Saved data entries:

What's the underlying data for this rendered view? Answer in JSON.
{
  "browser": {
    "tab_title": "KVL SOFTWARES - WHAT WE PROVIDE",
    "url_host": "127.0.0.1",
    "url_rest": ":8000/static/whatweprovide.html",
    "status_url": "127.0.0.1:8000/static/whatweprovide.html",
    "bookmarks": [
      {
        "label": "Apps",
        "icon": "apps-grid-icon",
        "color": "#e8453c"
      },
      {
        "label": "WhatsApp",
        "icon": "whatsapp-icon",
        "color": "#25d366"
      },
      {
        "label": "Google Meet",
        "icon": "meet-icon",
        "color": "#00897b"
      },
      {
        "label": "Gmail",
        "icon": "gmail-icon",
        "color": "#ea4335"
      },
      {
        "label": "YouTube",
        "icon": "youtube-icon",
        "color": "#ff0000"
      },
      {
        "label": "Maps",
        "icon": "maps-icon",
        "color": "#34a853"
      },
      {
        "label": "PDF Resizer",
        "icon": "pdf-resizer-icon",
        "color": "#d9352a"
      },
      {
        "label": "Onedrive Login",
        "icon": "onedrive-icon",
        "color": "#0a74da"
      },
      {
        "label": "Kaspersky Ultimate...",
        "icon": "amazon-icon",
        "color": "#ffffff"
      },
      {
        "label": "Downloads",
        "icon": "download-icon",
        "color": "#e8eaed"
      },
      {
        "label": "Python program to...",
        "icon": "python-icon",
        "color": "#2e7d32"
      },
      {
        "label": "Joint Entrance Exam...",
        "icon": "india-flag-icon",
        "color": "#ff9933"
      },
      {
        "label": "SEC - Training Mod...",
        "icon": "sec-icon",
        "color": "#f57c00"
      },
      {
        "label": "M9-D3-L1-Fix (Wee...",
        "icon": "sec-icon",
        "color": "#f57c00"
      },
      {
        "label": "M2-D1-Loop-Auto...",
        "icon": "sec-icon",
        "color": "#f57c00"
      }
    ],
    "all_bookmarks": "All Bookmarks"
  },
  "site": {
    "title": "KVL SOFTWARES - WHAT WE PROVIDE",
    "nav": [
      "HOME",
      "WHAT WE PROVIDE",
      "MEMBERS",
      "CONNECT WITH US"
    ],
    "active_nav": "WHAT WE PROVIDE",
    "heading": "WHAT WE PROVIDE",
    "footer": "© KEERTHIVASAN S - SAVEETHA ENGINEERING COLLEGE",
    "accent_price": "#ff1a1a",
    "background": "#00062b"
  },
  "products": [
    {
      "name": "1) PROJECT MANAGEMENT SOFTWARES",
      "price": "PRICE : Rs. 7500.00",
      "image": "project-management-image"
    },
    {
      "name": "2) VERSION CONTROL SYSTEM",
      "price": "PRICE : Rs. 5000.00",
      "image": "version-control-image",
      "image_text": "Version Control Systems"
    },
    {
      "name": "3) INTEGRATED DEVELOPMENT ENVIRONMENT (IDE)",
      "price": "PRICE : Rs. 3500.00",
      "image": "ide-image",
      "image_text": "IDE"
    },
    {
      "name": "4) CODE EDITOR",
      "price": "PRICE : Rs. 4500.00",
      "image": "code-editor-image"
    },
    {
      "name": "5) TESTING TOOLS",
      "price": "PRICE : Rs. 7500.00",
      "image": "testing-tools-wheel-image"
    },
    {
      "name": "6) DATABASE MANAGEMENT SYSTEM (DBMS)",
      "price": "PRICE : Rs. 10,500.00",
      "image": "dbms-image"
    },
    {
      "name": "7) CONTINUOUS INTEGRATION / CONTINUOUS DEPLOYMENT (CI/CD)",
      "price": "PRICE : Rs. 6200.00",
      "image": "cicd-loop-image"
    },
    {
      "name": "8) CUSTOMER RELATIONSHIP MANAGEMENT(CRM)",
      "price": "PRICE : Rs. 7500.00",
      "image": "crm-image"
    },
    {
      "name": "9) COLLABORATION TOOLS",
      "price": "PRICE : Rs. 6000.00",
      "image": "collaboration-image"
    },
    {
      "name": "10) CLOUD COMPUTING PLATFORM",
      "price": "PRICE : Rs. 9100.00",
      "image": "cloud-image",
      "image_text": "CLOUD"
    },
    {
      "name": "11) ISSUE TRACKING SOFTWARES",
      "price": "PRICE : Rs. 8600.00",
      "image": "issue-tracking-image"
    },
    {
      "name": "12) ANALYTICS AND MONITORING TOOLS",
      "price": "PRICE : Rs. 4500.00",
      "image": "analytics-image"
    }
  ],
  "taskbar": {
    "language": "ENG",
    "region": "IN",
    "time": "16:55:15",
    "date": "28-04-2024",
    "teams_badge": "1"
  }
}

### TASK REQUIREMENTS
Print every record exactly as it was given.

### WRITTEN ANSWER
What's the underlying data for this rendered view? Answer in JSON.
{
  "browser": {
    "tab_title": "KVL SOFTWARES - WHAT WE PROVIDE",
    "url_host": "127.0.0.1",
    "url_rest": ":8000/static/whatweprovide.html",
    "status_url": "127.0.0.1:8000/static/whatweprovide.html",
    "bookmarks": [
      {
        "label": "Apps",
        "icon": "apps-grid-icon",
        "color": "#e8453c"
      },
      {
        "label": "WhatsApp",
        "icon": "whatsapp-icon",
        "color": "#25d366"
      },
      {
        "label": "Google Meet",
        "icon": "meet-icon",
        "color": "#00897b"
      },
      {
        "label": "Gmail",
        "icon": "gmail-icon",
        "color": "#ea4335"
      },
      {
        "label": "YouTube",
        "icon": "youtube-icon",
        "color": "#ff0000"
      },
      {
        "label": "Maps",
        "icon": "maps-icon",
        "color": "#34a853"
      },
      {
        "label": "PDF Resizer",
        "icon": "pdf-resizer-icon",
        "color": "#d9352a"
      },
      {
        "label": "Onedrive Login",
        "icon": "onedrive-icon",
        "color": "#0a74da"
      },
      {
        "label": "Kaspersky Ultimate...",
        "icon": "amazon-icon",
        "color": "#ffffff"
      },
      {
        "label": "Downloads",
        "icon": "download-icon",
        "color": "#e8eaed"
      },
      {
        "label": "Python program to...",
        "icon": "python-icon",
        "color": "#2e7d32"
      },
      {
        "label": "Joint Entrance Exam...",
        "icon": "india-flag-icon",
        "color": "#ff9933"
      },
      {
        "label": "SEC - Training Mod...",
        "icon": "sec-icon",
        "color": "#f57c00"
      },
      {
        "label": "M9-D3-L1-Fix (Wee...",
        "icon": "sec-icon",
        "color": "#f57c00"
      },
      {
        "label": "M2-D1-Loop-Auto...",
        "icon": "sec-icon",
        "color": "#f57c00"
      }
    ],
    "all_bookmarks": "All Bookmarks"
  },
  "site": {
    "title": "KVL SOFTWARES - WHAT WE PROVIDE",
    "nav": [
      "HOME",
      "WHAT WE PROVIDE",
      "MEMBERS",
      "CONNECT WITH US"
    ],
    "active_nav": "WHAT WE PROVIDE",
    "heading": "WHAT WE PROVIDE",
    "footer": "© KEERTHIVASAN S - SAVEETHA ENGINEERING COLLEGE",
    "accent_price": "#ff1a1a",
    "background": "#00062b"
  },
  "products": [
    {
      "name": "1) PROJECT MANAGEMENT SOFTWARES",
      "price": "PRICE : Rs. 7500.00",
      "image": "project-management-image"
    },
    {
      "name": "2) VERSION CONTROL SYSTEM",
      "price": "PRICE : Rs. 5000.00",
      "image": "version-control-image",
      "image_text": "Version Control Systems"
    },
    {
      "name": "3) INTEGRATED DEVELOPMENT ENVIRONMENT (IDE)",
      "price": "PRICE : Rs. 3500.00",
      "image": "ide-image",
      "image_text": "IDE"
    },
    {
      "name": "4) CODE EDITOR",
      "price": "PRICE : Rs. 4500.00",
      "image": "code-editor-image"
    },
    {
      "name": "5) TESTING TOOLS",
      "price": "PRICE : Rs. 7500.00",
      "image": "testing-tools-wheel-image"
    },
    {
      "name": "6) DATABASE MANAGEMENT SYSTEM (DBMS)",
      "price": "PRICE : Rs. 10,500.00",
      "image": "dbms-image"
    },
    {
      "name": "7) CONTINUOUS INTEGRATION / CONTINUOUS DEPLOYMENT (CI/CD)",
      "price": "PRICE : Rs. 6200.00",
      "image": "cicd-loop-image"
    },
    {
      "name": "8) CUSTOMER RELATIONSHIP MANAGEMENT(CRM)",
      "price": "PRICE : Rs. 7500.00",
      "image": "crm-image"
    },
    {
      "name": "9) COLLABORATION TOOLS",
      "price": "PRICE : Rs. 6000.00",
      "image": "collaboration-image"
    },
    {
      "name": "10) CLOUD COMPUTING PLATFORM",
      "price": "PRICE : Rs. 9100.00",
      "image": "cloud-image",
      "image_text": "CLOUD"
    },
    {
      "name": "11) ISSUE TRACKING SOFTWARES",
      "price": "PRICE : Rs. 8600.00",
      "image": "issue-tracking-image"
    },
    {
      "name": "12) ANALYTICS AND MONITORING TOOLS",
      "price": "PRICE : Rs. 4500.00",
      "image": "analytics-image"
    }
  ],
  "taskbar": {
    "language": "ENG",
    "region": "IN",
    "time": "16:55:15",
    "date": "28-04-2024",
    "teams_badge": "1"
  }
}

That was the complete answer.